- **Stated task**
Check each line below for the word "трубы", and copy those that have it.

[START Raw records]

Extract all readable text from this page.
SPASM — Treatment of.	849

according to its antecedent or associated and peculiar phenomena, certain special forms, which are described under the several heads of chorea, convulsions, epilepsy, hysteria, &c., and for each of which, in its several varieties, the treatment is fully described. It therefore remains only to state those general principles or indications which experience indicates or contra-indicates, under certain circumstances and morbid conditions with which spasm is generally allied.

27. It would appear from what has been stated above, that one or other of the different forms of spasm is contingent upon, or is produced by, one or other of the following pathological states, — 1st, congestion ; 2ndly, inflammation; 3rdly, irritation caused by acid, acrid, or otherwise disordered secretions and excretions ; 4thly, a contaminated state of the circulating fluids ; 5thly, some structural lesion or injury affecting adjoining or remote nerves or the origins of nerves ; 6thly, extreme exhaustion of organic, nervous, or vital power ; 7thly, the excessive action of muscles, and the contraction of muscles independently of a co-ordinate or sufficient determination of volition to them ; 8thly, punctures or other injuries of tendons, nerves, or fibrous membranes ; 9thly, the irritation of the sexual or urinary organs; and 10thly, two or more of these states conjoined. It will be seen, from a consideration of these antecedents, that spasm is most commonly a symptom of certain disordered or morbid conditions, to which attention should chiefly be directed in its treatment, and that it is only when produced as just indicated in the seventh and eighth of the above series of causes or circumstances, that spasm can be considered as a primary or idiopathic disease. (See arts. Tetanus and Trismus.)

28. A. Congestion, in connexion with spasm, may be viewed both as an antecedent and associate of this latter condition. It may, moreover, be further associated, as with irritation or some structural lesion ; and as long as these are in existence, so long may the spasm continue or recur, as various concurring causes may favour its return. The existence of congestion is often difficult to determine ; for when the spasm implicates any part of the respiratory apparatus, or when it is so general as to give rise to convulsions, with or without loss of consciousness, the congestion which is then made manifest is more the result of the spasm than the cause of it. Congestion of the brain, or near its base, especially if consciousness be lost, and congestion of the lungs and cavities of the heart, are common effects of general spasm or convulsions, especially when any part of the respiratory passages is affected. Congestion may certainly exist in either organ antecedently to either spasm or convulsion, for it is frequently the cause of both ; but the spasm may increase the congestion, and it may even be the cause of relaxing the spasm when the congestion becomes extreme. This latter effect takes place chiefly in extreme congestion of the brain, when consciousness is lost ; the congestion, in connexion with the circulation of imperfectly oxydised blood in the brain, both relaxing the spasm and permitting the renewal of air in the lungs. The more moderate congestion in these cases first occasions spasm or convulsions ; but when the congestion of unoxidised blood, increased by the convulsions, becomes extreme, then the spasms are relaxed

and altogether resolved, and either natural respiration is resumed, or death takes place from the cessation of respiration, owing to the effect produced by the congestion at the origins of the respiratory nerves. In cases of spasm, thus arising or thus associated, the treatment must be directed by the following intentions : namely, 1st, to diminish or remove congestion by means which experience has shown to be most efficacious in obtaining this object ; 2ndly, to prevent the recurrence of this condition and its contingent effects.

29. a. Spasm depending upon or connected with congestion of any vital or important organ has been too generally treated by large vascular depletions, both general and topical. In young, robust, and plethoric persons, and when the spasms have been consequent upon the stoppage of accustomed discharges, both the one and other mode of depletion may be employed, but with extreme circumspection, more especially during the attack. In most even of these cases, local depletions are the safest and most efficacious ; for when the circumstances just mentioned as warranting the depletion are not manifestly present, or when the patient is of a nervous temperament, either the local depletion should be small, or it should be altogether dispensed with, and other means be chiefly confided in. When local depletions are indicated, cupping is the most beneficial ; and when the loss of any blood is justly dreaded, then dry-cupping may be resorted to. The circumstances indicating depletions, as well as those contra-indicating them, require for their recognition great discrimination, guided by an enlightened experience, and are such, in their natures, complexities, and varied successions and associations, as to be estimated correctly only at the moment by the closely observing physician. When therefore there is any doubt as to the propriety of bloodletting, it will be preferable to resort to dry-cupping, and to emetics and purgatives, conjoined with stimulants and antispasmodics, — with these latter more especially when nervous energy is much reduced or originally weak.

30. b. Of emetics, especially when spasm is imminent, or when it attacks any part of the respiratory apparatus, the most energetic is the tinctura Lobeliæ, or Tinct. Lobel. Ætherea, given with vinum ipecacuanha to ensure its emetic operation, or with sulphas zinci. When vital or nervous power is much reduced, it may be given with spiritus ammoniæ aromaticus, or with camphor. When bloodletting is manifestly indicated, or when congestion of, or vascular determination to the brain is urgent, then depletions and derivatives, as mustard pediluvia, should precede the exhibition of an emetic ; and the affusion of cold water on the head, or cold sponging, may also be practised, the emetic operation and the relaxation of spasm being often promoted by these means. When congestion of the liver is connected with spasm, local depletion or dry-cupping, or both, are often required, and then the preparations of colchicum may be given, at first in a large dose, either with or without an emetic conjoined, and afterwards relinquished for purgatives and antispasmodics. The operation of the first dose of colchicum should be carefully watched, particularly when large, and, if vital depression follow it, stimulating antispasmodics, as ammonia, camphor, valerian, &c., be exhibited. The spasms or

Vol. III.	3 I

[END Raw records]
[START Raw records]

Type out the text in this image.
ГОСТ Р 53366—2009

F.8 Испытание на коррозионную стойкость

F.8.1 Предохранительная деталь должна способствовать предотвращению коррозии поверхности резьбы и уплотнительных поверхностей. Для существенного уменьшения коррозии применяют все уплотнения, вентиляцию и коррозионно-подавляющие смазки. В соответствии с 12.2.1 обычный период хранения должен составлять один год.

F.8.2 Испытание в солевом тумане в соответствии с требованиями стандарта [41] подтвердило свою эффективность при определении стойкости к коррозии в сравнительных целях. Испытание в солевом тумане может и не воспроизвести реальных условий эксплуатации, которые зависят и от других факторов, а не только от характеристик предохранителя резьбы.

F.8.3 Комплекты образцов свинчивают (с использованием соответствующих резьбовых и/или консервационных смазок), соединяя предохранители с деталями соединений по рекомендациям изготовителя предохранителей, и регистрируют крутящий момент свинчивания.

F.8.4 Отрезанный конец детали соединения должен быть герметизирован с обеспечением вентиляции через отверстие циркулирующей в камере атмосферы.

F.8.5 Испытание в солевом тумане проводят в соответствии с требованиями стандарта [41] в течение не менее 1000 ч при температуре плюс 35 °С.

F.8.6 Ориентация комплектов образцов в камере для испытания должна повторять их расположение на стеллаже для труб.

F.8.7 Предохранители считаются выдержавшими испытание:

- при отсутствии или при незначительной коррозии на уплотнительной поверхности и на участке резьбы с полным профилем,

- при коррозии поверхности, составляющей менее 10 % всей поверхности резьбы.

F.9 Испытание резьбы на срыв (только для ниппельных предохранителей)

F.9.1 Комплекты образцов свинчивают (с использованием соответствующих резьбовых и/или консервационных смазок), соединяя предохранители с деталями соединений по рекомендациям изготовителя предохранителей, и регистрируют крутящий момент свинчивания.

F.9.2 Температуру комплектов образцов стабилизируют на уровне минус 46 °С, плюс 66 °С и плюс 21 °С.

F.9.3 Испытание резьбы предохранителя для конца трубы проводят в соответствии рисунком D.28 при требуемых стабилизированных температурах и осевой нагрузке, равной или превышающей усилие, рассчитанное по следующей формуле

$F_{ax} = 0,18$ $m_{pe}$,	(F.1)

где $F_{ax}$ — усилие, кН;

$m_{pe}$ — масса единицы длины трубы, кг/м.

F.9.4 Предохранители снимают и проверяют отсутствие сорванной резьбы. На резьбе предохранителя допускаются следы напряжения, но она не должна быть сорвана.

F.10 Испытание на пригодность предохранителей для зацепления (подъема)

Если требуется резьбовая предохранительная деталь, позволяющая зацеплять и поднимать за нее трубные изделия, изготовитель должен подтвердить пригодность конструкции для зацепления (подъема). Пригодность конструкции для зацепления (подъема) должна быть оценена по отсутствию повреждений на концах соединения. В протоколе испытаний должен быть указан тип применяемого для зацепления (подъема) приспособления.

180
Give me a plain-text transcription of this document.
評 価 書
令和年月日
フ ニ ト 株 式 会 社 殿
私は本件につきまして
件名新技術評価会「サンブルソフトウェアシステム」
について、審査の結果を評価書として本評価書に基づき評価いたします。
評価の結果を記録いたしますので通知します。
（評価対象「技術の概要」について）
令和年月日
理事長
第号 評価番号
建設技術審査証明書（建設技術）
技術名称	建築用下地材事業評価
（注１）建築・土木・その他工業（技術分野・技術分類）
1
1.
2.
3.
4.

[END Raw records]

- **Solution to this task**
F.9.3 Испытание резьбы предохранителя для конца трубы проводят в соответствии рисунком D.28 при требуемых стабилизированных температурах и осевой нагрузке, равной или превышающей усилие, рассчитанное по следующей формуле
$m_{pe}$ — масса единицы длины трубы, кг/м.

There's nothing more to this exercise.